- JOB: Below is the data. Give it again, complete and exact.

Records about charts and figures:
_ _ _ _ _ _ _
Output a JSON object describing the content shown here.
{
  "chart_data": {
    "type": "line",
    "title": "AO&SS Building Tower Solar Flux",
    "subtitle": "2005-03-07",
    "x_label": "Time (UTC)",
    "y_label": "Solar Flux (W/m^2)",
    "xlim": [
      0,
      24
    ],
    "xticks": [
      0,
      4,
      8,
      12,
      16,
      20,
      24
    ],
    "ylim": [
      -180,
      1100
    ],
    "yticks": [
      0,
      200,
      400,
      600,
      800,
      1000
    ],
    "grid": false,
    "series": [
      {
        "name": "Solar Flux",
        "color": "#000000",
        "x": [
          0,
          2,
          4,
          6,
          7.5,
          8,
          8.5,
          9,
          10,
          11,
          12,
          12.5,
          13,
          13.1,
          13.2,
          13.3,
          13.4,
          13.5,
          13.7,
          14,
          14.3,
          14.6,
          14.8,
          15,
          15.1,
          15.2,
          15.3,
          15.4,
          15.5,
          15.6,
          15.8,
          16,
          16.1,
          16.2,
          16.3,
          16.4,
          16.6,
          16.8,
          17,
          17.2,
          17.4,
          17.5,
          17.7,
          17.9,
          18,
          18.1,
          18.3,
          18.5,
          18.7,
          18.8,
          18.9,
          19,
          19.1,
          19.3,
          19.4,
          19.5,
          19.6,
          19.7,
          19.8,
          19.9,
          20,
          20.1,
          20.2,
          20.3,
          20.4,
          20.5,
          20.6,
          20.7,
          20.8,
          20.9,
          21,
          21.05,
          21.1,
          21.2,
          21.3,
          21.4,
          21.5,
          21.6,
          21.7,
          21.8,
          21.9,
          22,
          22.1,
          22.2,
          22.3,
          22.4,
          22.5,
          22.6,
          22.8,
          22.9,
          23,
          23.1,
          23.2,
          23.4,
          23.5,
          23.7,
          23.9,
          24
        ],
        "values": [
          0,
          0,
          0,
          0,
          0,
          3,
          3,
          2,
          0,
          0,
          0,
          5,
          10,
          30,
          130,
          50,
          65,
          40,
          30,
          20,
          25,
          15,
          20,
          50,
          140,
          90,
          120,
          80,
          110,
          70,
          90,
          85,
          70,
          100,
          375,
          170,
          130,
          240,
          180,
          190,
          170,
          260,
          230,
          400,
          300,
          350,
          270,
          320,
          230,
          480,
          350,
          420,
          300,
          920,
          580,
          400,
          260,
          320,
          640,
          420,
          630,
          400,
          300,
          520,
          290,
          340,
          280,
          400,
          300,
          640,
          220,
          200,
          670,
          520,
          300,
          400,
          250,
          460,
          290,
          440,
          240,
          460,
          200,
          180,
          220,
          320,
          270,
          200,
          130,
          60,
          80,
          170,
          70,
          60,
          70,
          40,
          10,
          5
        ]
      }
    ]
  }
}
_ _ _ _ _ _ _
- ANSWER TO THE TASK:
Output a JSON object describing the content shown here.
{
  "chart_data": {
    "type": "line",
    "title": "AO&SS Building Tower Solar Flux",
    "subtitle": "2005-03-07",
    "x_label": "Time (UTC)",
    "y_label": "Solar Flux (W/m^2)",
    "xlim": [
      0,
      24
    ],
    "xticks": [
      0,
      4,
      8,
      12,
      16,
      20,
      24
    ],
    "ylim": [
      -180,
      1100
    ],
    "yticks": [
      0,
      200,
      400,
      600,
      800,
      1000
    ],
    "grid": false,
    "series": [
      {
        "name": "Solar Flux",
        "color": "#000000",
        "x": [
          0,
          2,
          4,
          6,
          7.5,
          8,
          8.5,
          9,
          10,
          11,
          12,
          12.5,
          13,
          13.1,
          13.2,
          13.3,
          13.4,
          13.5,
          13.7,
          14,
          14.3,
          14.6,
          14.8,
          15,
          15.1,
          15.2,
          15.3,
          15.4,
          15.5,
          15.6,
          15.8,
          16,
          16.1,
          16.2,
          16.3,
          16.4,
          16.6,
          16.8,
          17,
          17.2,
          17.4,
          17.5,
          17.7,
          17.9,
          18,
          18.1,
          18.3,
          18.5,
          18.7,
          18.8,
          18.9,
          19,
          19.1,
          19.3,
          19.4,
          19.5,
          19.6,
          19.7,
          19.8,
          19.9,
          20,
          20.1,
          20.2,
          20.3,
          20.4,
          20.5,
          20.6,
          20.7,
          20.8,
          20.9,
          21,
          21.05,
          21.1,
          21.2,
          21.3,
          21.4,
          21.5,
          21.6,
          21.7,
          21.8,
          21.9,
          22,
          22.1,
          22.2,
          22.3,
          22.4,
          22.5,
          22.6,
          22.8,
          22.9,
          23,
          23.1,
          23.2,
          23.4,
          23.5,
          23.7,
          23.9,
          24
        ],
        "values": [
          0,
          0,
          0,
          0,
          0,
          3,
          3,
          2,
          0,
          0,
          0,
          5,
          10,
          30,
          130,
          50,
          65,
          40,
          30,
          20,
          25,
          15,
          20,
          50,
          140,
          90,
          120,
          80,
          110,
          70,
          90,
          85,
          70,
          100,
          375,
          170,
          130,
          240,
          180,
          190,
          170,
          260,
          230,
          400,
          300,
          350,
          270,
          320,
          230,
          480,
          350,
          420,
          300,
          920,
          580,
          400,
          260,
          320,
          640,
          420,
          630,
          400,
          300,
          520,
          290,
          340,
          280,
          400,
          300,
          640,
          220,
          200,
          670,
          520,
          300,
          400,
          250,
          460,
          290,
          440,
          240,
          460,
          200,
          180,
          220,
          320,
          270,
          200,
          130,
          60,
          80,
          170,
          70,
          60,
          70,
          40,
          10,
          5
        ]
      }
    ]
  }
}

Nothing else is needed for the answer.